TEXT SEGMENT >>
--- BEGIN ---

# Will Heating a Sealed Container Cause All Liquid to Convert to Vapor?

• I
• deepanshu_ch
In summary, the conversation discussed the process of heating a closed container with liquid present and the conversion of the liquid into vapor. The participants also touched on the concept of dynamic equilibrium between the two phases and how the rates of evaporation and condensation are equal in this state. The conversation concluded with the suggestion to use the equation derived to perform calculations for a specific scenario.

--- END ---

DATASET CONTENT >>
--- BEGIN ---

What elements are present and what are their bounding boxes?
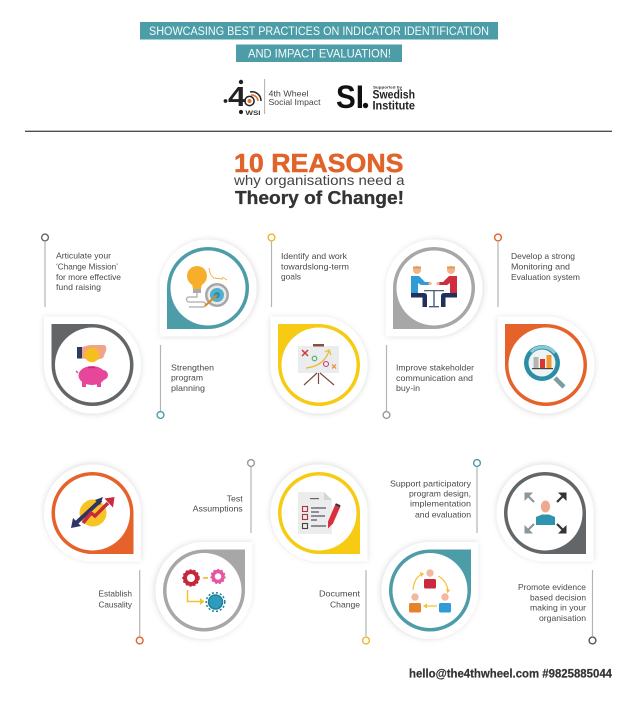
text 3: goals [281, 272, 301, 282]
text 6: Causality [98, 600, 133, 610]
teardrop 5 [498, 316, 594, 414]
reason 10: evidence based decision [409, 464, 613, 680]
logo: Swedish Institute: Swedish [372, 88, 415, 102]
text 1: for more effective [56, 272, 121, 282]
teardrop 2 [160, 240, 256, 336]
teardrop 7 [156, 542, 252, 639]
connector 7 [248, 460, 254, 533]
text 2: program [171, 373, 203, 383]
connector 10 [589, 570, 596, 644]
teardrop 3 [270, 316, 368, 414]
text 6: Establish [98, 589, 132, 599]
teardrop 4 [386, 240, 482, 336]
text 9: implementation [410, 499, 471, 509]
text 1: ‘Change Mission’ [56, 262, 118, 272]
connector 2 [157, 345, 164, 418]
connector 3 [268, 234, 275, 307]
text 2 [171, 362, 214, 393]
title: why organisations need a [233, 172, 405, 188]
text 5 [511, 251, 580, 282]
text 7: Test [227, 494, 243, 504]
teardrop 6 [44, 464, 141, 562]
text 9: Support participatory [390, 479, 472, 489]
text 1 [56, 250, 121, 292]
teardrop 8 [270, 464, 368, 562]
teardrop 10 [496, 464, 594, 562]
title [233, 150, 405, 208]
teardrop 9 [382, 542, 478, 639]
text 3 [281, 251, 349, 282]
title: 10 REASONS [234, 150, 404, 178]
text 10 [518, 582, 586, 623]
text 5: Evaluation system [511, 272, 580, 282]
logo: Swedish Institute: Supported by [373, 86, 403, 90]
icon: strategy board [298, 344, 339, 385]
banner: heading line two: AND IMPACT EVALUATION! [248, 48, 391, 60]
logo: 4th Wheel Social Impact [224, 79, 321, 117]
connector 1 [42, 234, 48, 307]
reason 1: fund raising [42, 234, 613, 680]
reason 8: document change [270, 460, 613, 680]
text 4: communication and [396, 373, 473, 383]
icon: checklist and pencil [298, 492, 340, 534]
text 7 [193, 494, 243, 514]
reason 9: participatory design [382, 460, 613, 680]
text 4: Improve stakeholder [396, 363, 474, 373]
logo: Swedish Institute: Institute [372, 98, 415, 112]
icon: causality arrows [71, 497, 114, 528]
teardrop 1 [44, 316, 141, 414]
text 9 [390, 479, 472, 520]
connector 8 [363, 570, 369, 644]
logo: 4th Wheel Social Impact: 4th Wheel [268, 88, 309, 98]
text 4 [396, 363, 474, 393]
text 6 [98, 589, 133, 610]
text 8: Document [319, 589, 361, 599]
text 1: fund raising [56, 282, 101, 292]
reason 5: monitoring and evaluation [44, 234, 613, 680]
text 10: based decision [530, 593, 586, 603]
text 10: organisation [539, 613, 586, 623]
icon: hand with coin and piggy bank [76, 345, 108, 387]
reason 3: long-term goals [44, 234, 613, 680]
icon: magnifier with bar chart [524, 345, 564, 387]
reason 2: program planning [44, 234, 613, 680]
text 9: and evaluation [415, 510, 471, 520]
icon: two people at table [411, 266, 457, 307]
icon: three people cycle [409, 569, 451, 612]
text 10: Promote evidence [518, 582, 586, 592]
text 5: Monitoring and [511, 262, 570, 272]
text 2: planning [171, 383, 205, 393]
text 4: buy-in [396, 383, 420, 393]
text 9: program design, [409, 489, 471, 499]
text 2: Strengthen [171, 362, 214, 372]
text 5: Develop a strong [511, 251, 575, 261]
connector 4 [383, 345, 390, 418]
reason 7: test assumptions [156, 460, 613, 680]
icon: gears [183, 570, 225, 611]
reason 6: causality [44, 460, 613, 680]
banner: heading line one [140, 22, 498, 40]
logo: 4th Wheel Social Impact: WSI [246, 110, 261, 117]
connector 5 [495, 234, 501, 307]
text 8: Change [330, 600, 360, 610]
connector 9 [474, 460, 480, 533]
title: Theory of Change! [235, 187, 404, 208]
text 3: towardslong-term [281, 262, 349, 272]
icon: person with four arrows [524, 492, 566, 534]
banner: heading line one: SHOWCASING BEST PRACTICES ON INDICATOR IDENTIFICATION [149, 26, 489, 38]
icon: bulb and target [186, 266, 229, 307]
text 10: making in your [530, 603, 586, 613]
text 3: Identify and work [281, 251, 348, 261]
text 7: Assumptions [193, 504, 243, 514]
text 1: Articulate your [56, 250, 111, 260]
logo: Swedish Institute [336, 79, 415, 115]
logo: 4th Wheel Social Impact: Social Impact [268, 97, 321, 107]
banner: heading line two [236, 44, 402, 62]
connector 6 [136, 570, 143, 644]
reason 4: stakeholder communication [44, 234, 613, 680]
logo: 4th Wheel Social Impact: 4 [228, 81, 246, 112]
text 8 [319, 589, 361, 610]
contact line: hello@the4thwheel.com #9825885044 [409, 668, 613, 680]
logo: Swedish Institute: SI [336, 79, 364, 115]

--- END ---

PROMPT 1 >> According to the summary of the sealed-container discussion, how do the rates of evaporation and condensation compare in dynamic equilibrium?
PROMPT 2 >> Using the summary of the sealed-container discussion, explain what characterizes the dynamic equilibrium between the liquid and vapor phases.

EXPECTED OUTPUT 1 >> They are equal.

EXPECTED OUTPUT 2 >> The dynamic equilibrium is a state between the two phases, liquid and vapor, in the closed container. In that state, the rates of evaporation and condensation are equal.